Stated exercise:
Only the lines from the one with "Decode this image" to the end of the data below should be given again, exactly, with both ends included and pictures omitted.
= = =
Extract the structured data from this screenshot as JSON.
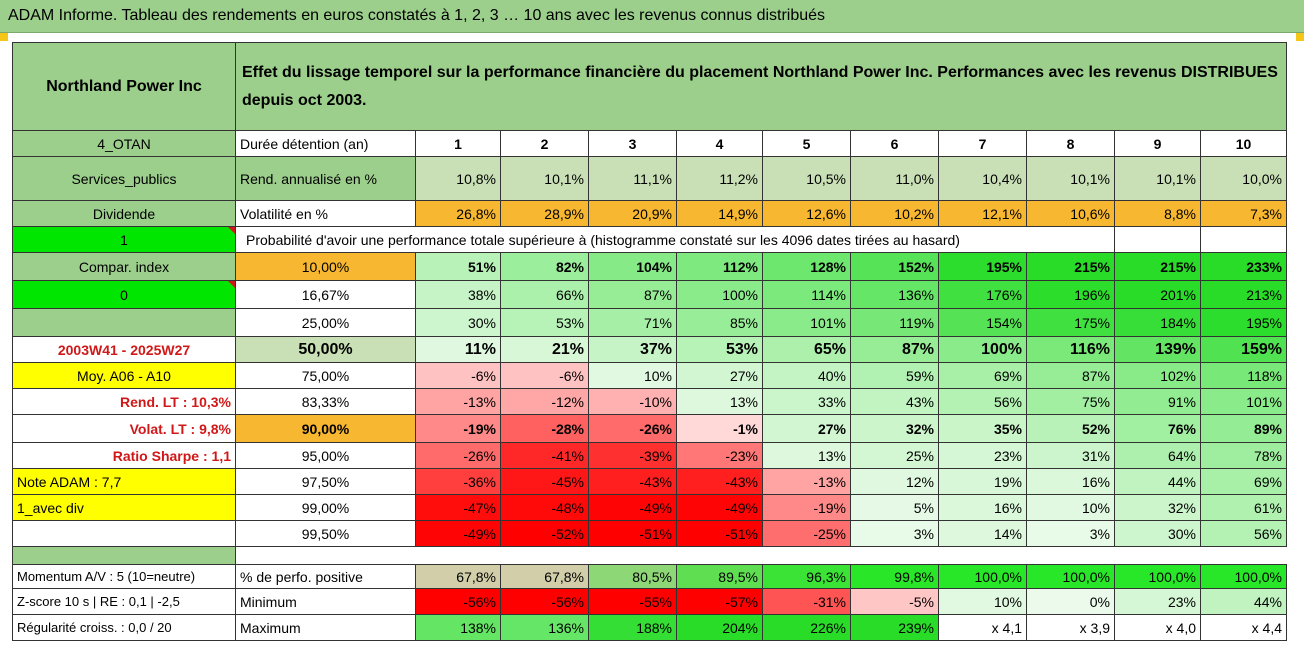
{
  "title": "ADAM Informe. Tableau des rendements en euros constatés à 1, 2, 3 … 10 ans avec les revenus connus distribués",
  "company": "Northland Power Inc",
  "description": "Effet du lissage temporel sur la performance financière du placement Northland Power Inc. Performances avec les revenus DISTRIBUES depuis oct 2003.",
  "side": {
    "code": "4_OTAN",
    "sector": "Services_publics",
    "type": "Dividende",
    "flag1": "1",
    "compar": "Compar. index",
    "flag0": "0",
    "period": "2003W41 - 2025W27",
    "moy": "Moy. A06 - A10",
    "rend_lt": "Rend. LT :   10,3%",
    "volat_lt": "Volat. LT :   9,8%",
    "sharpe": "Ratio Sharpe :   1,1",
    "note": "Note ADAM : 7,7",
    "avec_div": "1_avec div",
    "momentum": "Momentum A/V : 5 (10=neutre)",
    "zscore": "Z-score 10 s | RE : 0,1 | -2,5",
    "regularite": "Régularité croiss. : 0,0 / 20"
  },
  "labels": {
    "duree": "Durée détention (an)",
    "rend": "Rend. annualisé en %",
    "vol": "Volatilité en %",
    "proba": "Probabilité d'avoir une performance totale supérieure à (histogramme constaté sur les 4096 dates tirées au hasard)",
    "pct_pos": "% de perfo. positive",
    "minimum": "Minimum",
    "maximum": "Maximum"
  },
  "years": [
    "1",
    "2",
    "3",
    "4",
    "5",
    "6",
    "7",
    "8",
    "9",
    "10"
  ],
  "rend": [
    "10,8%",
    "10,1%",
    "11,1%",
    "11,2%",
    "10,5%",
    "11,0%",
    "10,4%",
    "10,1%",
    "10,1%",
    "10,0%"
  ],
  "vol": [
    "26,8%",
    "28,9%",
    "20,9%",
    "14,9%",
    "12,6%",
    "10,2%",
    "12,1%",
    "10,6%",
    "8,8%",
    "7,3%"
  ],
  "prob_rows": [
    {
      "p": "10,00%",
      "v": [
        "51%",
        "82%",
        "104%",
        "112%",
        "128%",
        "152%",
        "195%",
        "215%",
        "215%",
        "233%"
      ]
    },
    {
      "p": "16,67%",
      "v": [
        "38%",
        "66%",
        "87%",
        "100%",
        "114%",
        "136%",
        "176%",
        "196%",
        "201%",
        "213%"
      ]
    },
    {
      "p": "25,00%",
      "v": [
        "30%",
        "53%",
        "71%",
        "85%",
        "101%",
        "119%",
        "154%",
        "175%",
        "184%",
        "195%"
      ]
    },
    {
      "p": "50,00%",
      "v": [
        "11%",
        "21%",
        "37%",
        "53%",
        "65%",
        "87%",
        "100%",
        "116%",
        "139%",
        "159%"
      ]
    },
    {
      "p": "75,00%",
      "v": [
        "-6%",
        "-6%",
        "10%",
        "27%",
        "40%",
        "59%",
        "69%",
        "87%",
        "102%",
        "118%"
      ]
    },
    {
      "p": "83,33%",
      "v": [
        "-13%",
        "-12%",
        "-10%",
        "13%",
        "33%",
        "43%",
        "56%",
        "75%",
        "91%",
        "101%"
      ]
    },
    {
      "p": "90,00%",
      "v": [
        "-19%",
        "-28%",
        "-26%",
        "-1%",
        "27%",
        "32%",
        "35%",
        "52%",
        "76%",
        "89%"
      ]
    },
    {
      "p": "95,00%",
      "v": [
        "-26%",
        "-41%",
        "-39%",
        "-23%",
        "13%",
        "25%",
        "23%",
        "31%",
        "64%",
        "78%"
      ]
    },
    {
      "p": "97,50%",
      "v": [
        "-36%",
        "-45%",
        "-43%",
        "-43%",
        "-13%",
        "12%",
        "19%",
        "16%",
        "44%",
        "69%"
      ]
    },
    {
      "p": "99,00%",
      "v": [
        "-47%",
        "-48%",
        "-49%",
        "-49%",
        "-19%",
        "5%",
        "16%",
        "10%",
        "32%",
        "61%"
      ]
    },
    {
      "p": "99,50%",
      "v": [
        "-49%",
        "-52%",
        "-51%",
        "-51%",
        "-25%",
        "3%",
        "14%",
        "3%",
        "30%",
        "56%"
      ]
    }
  ],
  "pct_pos": [
    "67,8%",
    "67,8%",
    "80,5%",
    "89,5%",
    "96,3%",
    "99,8%",
    "100,0%",
    "100,0%",
    "100,0%",
    "100,0%"
  ],
  "minimum": [
    "-56%",
    "-56%",
    "-55%",
    "-57%",
    "-31%",
    "-5%",
    "10%",
    "0%",
    "23%",
    "44%"
  ],
  "maximum": [
    "138%",
    "136%",
    "188%",
    "204%",
    "226%",
    "239%",
    "x 4,1",
    "x 3,9",
    "x 4,0",
    "x 4,4"
  ],
  "colors": {
    "header_green": "#9ccf8c",
    "light_green": "#c9e0b6",
    "orange": "#f7b731",
    "yellow": "#ffff00",
    "lime": "#00e600",
    "red_text": "#d01818"
  }
}
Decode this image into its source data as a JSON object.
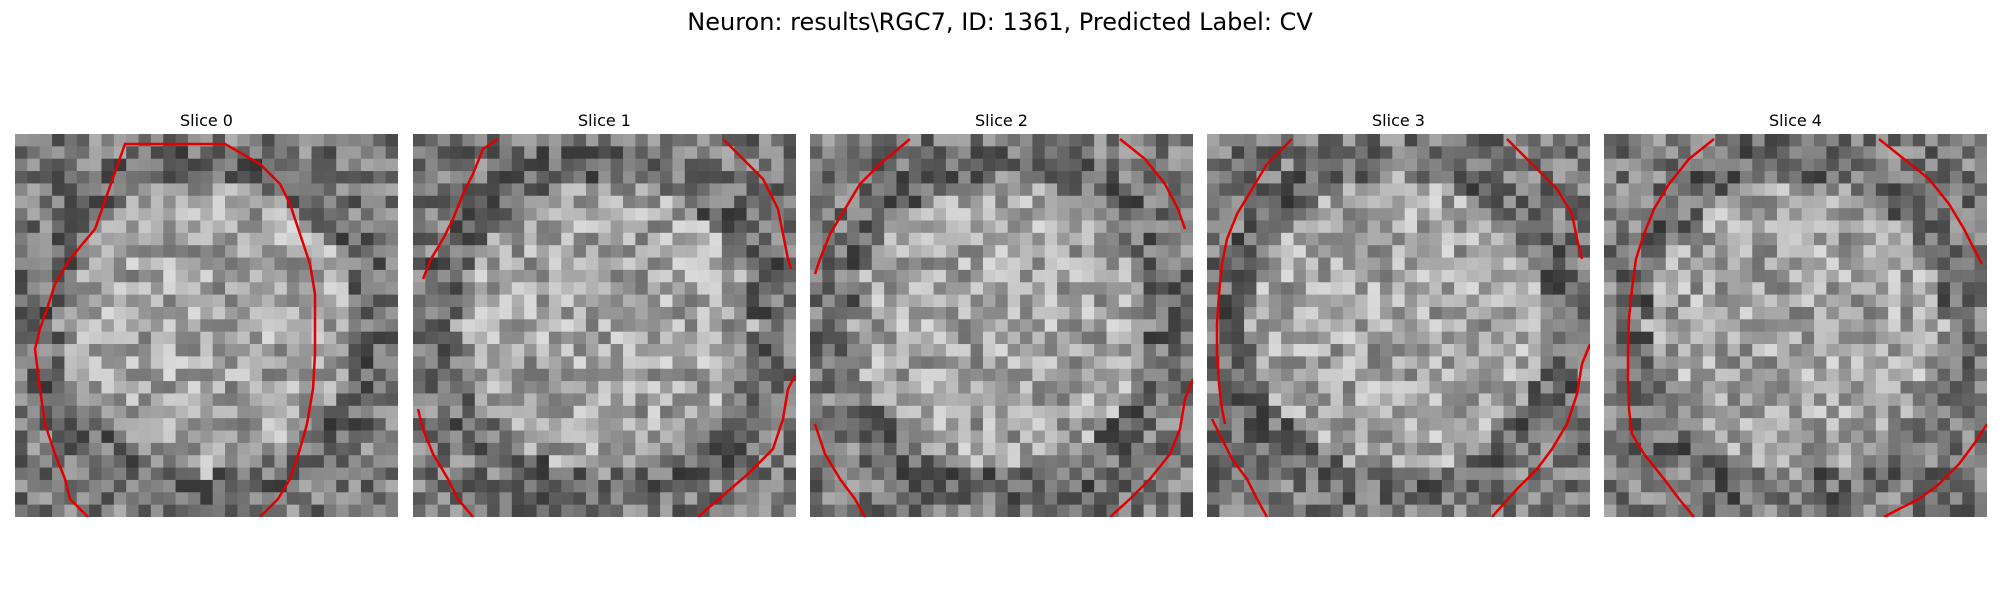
{
  "figure": {
    "title": "Neuron: results\\RGC7, ID: 1361, Predicted Label: CV"
  },
  "panels": [
    {
      "label": "Slice 0"
    },
    {
      "label": "Slice 1"
    },
    {
      "label": "Slice 2"
    },
    {
      "label": "Slice 3"
    },
    {
      "label": "Slice 4"
    }
  ],
  "colors": {
    "contour": "#e00000",
    "background": "#ffffff"
  }
}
= = =
The output:
Decode this image into its source data as a JSON object.
{
  "figure": {
    "title": "Neuron: results\\RGC7, ID: 1361, Predicted Label: CV"
  },
  "panels": [
    {
      "label": "Slice 0"
    },
    {
      "label": "Slice 1"
    },
    {
      "label": "Slice 2"
    },
    {
      "label": "Slice 3"
    },
    {
      "label": "Slice 4"
    }
  ],
  "colors": {
    "contour": "#e00000",
    "background": "#ffffff"
  }
}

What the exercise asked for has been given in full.